### DATASET EXCERPTS ###
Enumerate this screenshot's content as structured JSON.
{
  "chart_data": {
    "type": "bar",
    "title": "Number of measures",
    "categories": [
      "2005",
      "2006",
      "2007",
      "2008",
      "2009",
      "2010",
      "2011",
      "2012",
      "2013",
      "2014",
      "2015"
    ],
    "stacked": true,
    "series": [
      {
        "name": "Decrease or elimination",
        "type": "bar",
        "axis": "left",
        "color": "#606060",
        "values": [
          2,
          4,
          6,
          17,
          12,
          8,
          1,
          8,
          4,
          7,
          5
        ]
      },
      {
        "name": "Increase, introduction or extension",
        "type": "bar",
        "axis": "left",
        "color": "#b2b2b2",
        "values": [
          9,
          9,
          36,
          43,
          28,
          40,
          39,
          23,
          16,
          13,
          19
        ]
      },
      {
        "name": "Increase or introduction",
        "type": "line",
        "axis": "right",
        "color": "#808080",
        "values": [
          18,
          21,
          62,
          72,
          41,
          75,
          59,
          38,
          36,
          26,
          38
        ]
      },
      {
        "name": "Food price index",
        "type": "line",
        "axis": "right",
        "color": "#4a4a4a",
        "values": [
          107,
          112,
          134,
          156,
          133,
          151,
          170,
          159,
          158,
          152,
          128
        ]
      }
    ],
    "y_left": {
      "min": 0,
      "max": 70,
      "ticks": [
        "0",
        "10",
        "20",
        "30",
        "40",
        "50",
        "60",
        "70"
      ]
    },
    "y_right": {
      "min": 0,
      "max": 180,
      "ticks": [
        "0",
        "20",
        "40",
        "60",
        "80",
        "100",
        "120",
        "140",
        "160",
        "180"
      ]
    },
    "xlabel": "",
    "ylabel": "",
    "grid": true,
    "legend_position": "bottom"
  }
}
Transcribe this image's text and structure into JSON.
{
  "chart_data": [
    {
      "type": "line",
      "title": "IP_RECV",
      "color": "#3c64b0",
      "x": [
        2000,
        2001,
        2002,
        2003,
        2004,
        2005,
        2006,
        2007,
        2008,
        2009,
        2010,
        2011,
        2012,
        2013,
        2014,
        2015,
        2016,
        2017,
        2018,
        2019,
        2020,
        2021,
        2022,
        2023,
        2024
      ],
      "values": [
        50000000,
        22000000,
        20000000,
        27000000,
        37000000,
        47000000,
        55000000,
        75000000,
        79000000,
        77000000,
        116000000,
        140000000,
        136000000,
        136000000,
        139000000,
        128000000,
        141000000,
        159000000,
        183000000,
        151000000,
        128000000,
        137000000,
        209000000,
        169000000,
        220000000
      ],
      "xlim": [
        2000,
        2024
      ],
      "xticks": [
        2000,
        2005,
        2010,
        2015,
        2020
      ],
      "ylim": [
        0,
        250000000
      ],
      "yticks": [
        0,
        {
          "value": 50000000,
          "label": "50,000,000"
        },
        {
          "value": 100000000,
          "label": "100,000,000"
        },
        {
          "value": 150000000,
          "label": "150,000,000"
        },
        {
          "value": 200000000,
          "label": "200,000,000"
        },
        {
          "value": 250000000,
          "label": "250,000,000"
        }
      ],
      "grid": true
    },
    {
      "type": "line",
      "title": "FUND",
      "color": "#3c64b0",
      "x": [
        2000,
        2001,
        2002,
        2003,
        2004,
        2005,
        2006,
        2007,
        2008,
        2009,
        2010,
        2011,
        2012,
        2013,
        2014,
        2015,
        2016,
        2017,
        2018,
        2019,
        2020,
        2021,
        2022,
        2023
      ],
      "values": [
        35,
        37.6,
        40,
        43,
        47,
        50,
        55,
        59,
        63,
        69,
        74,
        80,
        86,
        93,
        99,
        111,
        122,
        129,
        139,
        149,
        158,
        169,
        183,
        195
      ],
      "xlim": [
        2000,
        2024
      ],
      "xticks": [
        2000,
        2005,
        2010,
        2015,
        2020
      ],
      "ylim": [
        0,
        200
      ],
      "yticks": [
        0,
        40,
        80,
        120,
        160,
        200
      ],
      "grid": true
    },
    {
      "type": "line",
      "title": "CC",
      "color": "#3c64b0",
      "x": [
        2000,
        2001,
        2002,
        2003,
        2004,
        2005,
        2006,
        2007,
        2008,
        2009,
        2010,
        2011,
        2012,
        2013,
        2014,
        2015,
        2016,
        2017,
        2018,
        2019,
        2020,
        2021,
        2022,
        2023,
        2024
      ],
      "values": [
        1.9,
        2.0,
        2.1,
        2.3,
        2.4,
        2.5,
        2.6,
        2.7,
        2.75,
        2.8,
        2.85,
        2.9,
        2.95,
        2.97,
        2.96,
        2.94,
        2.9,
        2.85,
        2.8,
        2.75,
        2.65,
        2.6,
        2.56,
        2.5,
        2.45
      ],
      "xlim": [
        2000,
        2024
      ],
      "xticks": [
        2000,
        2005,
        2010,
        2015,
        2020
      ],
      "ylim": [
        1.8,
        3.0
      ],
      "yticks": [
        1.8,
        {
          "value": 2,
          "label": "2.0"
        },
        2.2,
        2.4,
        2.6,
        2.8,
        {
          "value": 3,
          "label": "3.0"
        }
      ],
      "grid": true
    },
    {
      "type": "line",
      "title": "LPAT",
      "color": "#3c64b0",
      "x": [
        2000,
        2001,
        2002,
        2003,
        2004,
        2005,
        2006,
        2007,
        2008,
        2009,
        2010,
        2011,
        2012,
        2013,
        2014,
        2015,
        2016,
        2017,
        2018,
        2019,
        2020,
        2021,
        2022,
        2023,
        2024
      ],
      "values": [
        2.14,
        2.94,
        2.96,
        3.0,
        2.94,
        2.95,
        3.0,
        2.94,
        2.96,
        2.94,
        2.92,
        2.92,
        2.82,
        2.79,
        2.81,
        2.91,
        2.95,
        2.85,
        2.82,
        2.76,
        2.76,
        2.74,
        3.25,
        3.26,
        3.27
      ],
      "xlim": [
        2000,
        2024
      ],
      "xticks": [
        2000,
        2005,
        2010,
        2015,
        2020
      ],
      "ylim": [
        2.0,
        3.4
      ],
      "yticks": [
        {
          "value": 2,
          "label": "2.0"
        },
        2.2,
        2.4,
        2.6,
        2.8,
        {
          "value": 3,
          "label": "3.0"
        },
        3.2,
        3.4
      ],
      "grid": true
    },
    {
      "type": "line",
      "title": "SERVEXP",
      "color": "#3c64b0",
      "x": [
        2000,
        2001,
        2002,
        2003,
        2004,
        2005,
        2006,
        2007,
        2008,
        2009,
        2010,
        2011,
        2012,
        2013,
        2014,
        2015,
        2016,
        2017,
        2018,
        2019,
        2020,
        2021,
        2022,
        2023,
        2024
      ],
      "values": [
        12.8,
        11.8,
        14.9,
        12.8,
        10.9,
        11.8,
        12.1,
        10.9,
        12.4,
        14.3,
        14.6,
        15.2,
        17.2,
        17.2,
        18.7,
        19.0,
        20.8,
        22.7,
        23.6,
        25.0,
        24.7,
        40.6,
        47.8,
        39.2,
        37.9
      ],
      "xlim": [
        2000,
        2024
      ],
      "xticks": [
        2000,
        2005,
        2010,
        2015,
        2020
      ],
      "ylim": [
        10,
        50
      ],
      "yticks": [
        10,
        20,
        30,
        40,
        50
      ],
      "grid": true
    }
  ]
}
###
■ **WHAT IS ASKED**:
Copy out all of the records shown above exactly.

■ **RESULT OF THIS EXERCISE**:
Enumerate this screenshot's content as structured JSON.
{
  "chart_data": {
    "type": "bar",
    "title": "Number of measures",
    "categories": [
      "2005",
      "2006",
      "2007",
      "2008",
      "2009",
      "2010",
      "2011",
      "2012",
      "2013",
      "2014",
      "2015"
    ],
    "stacked": true,
    "series": [
      {
        "name": "Decrease or elimination",
        "type": "bar",
        "axis": "left",
        "color": "#606060",
        "values": [
          2,
          4,
          6,
          17,
          12,
          8,
          1,
          8,
          4,
          7,
          5
        ]
      },
      {
        "name": "Increase, introduction or extension",
        "type": "bar",
        "axis": "left",
        "color": "#b2b2b2",
        "values": [
          9,
          9,
          36,
          43,
          28,
          40,
          39,
          23,
          16,
          13,
          19
        ]
      },
      {
        "name": "Increase or introduction",
        "type": "line",
        "axis": "right",
        "color": "#808080",
        "values": [
          18,
          21,
          62,
          72,
          41,
          75,
          59,
          38,
          36,
          26,
          38
        ]
      },
      {
        "name": "Food price index",
        "type": "line",
        "axis": "right",
        "color": "#4a4a4a",
        "values": [
          107,
          112,
          134,
          156,
          133,
          151,
          170,
          159,
          158,
          152,
          128
        ]
      }
    ],
    "y_left": {
      "min": 0,
      "max": 70,
      "ticks": [
        "0",
        "10",
        "20",
        "30",
        "40",
        "50",
        "60",
        "70"
      ]
    },
    "y_right": {
      "min": 0,
      "max": 180,
      "ticks": [
        "0",
        "20",
        "40",
        "60",
        "80",
        "100",
        "120",
        "140",
        "160",
        "180"
      ]
    },
    "xlabel": "",
    "ylabel": "",
    "grid": true,
    "legend_position": "bottom"
  }
}
Transcribe this image's text and structure into JSON.
{
  "chart_data": [
    {
      "type": "line",
      "title": "IP_RECV",
      "color": "#3c64b0",
      "x": [
        2000,
        2001,
        2002,
        2003,
        2004,
        2005,
        2006,
        2007,
        2008,
        2009,
        2010,
        2011,
        2012,
        2013,
        2014,
        2015,
        2016,
        2017,
        2018,
        2019,
        2020,
        2021,
        2022,
        2023,
        2024
      ],
      "values": [
        50000000,
        22000000,
        20000000,
        27000000,
        37000000,
        47000000,
        55000000,
        75000000,
        79000000,
        77000000,
        116000000,
        140000000,
        136000000,
        136000000,
        139000000,
        128000000,
        141000000,
        159000000,
        183000000,
        151000000,
        128000000,
        137000000,
        209000000,
        169000000,
        220000000
      ],
      "xlim": [
        2000,
        2024
      ],
      "xticks": [
        2000,
        2005,
        2010,
        2015,
        2020
      ],
      "ylim": [
        0,
        250000000
      ],
      "yticks": [
        0,
        {
          "value": 50000000,
          "label": "50,000,000"
        },
        {
          "value": 100000000,
          "label": "100,000,000"
        },
        {
          "value": 150000000,
          "label": "150,000,000"
        },
        {
          "value": 200000000,
          "label": "200,000,000"
        },
        {
          "value": 250000000,
          "label": "250,000,000"
        }
      ],
      "grid": true
    },
    {
      "type": "line",
      "title": "FUND",
      "color": "#3c64b0",
      "x": [
        2000,
        2001,
        2002,
        2003,
        2004,
        2005,
        2006,
        2007,
        2008,
        2009,
        2010,
        2011,
        2012,
        2013,
        2014,
        2015,
        2016,
        2017,
        2018,
        2019,
        2020,
        2021,
        2022,
        2023
      ],
      "values": [
        35,
        37.6,
        40,
        43,
        47,
        50,
        55,
        59,
        63,
        69,
        74,
        80,
        86,
        93,
        99,
        111,
        122,
        129,
        139,
        149,
        158,
        169,
        183,
        195
      ],
      "xlim": [
        2000,
        2024
      ],
      "xticks": [
        2000,
        2005,
        2010,
        2015,
        2020
      ],
      "ylim": [
        0,
        200
      ],
      "yticks": [
        0,
        40,
        80,
        120,
        160,
        200
      ],
      "grid": true
    },
    {
      "type": "line",
      "title": "CC",
      "color": "#3c64b0",
      "x": [
        2000,
        2001,
        2002,
        2003,
        2004,
        2005,
        2006,
        2007,
        2008,
        2009,
        2010,
        2011,
        2012,
        2013,
        2014,
        2015,
        2016,
        2017,
        2018,
        2019,
        2020,
        2021,
        2022,
        2023,
        2024
      ],
      "values": [
        1.9,
        2.0,
        2.1,
        2.3,
        2.4,
        2.5,
        2.6,
        2.7,
        2.75,
        2.8,
        2.85,
        2.9,
        2.95,
        2.97,
        2.96,
        2.94,
        2.9,
        2.85,
        2.8,
        2.75,
        2.65,
        2.6,
        2.56,
        2.5,
        2.45
      ],
      "xlim": [
        2000,
        2024
      ],
      "xticks": [
        2000,
        2005,
        2010,
        2015,
        2020
      ],
      "ylim": [
        1.8,
        3.0
      ],
      "yticks": [
        1.8,
        {
          "value": 2,
          "label": "2.0"
        },
        2.2,
        2.4,
        2.6,
        2.8,
        {
          "value": 3,
          "label": "3.0"
        }
      ],
      "grid": true
    },
    {
      "type": "line",
      "title": "LPAT",
      "color": "#3c64b0",
      "x": [
        2000,
        2001,
        2002,
        2003,
        2004,
        2005,
        2006,
        2007,
        2008,
        2009,
        2010,
        2011,
        2012,
        2013,
        2014,
        2015,
        2016,
        2017,
        2018,
        2019,
        2020,
        2021,
        2022,
        2023,
        2024
      ],
      "values": [
        2.14,
        2.94,
        2.96,
        3.0,
        2.94,
        2.95,
        3.0,
        2.94,
        2.96,
        2.94,
        2.92,
        2.92,
        2.82,
        2.79,
        2.81,
        2.91,
        2.95,
        2.85,
        2.82,
        2.76,
        2.76,
        2.74,
        3.25,
        3.26,
        3.27
      ],
      "xlim": [
        2000,
        2024
      ],
      "xticks": [
        2000,
        2005,
        2010,
        2015,
        2020
      ],
      "ylim": [
        2.0,
        3.4
      ],
      "yticks": [
        {
          "value": 2,
          "label": "2.0"
        },
        2.2,
        2.4,
        2.6,
        2.8,
        {
          "value": 3,
          "label": "3.0"
        },
        3.2,
        3.4
      ],
      "grid": true
    },
    {
      "type": "line",
      "title": "SERVEXP",
      "color": "#3c64b0",
      "x": [
        2000,
        2001,
        2002,
        2003,
        2004,
        2005,
        2006,
        2007,
        2008,
        2009,
        2010,
        2011,
        2012,
        2013,
        2014,
        2015,
        2016,
        2017,
        2018,
        2019,
        2020,
        2021,
        2022,
        2023,
        2024
      ],
      "values": [
        12.8,
        11.8,
        14.9,
        12.8,
        10.9,
        11.8,
        12.1,
        10.9,
        12.4,
        14.3,
        14.6,
        15.2,
        17.2,
        17.2,
        18.7,
        19.0,
        20.8,
        22.7,
        23.6,
        25.0,
        24.7,
        40.6,
        47.8,
        39.2,
        37.9
      ],
      "xlim": [
        2000,
        2024
      ],
      "xticks": [
        2000,
        2005,
        2010,
        2015,
        2020
      ],
      "ylim": [
        10,
        50
      ],
      "yticks": [
        10,
        20,
        30,
        40,
        50
      ],
      "grid": true
    }
  ]
}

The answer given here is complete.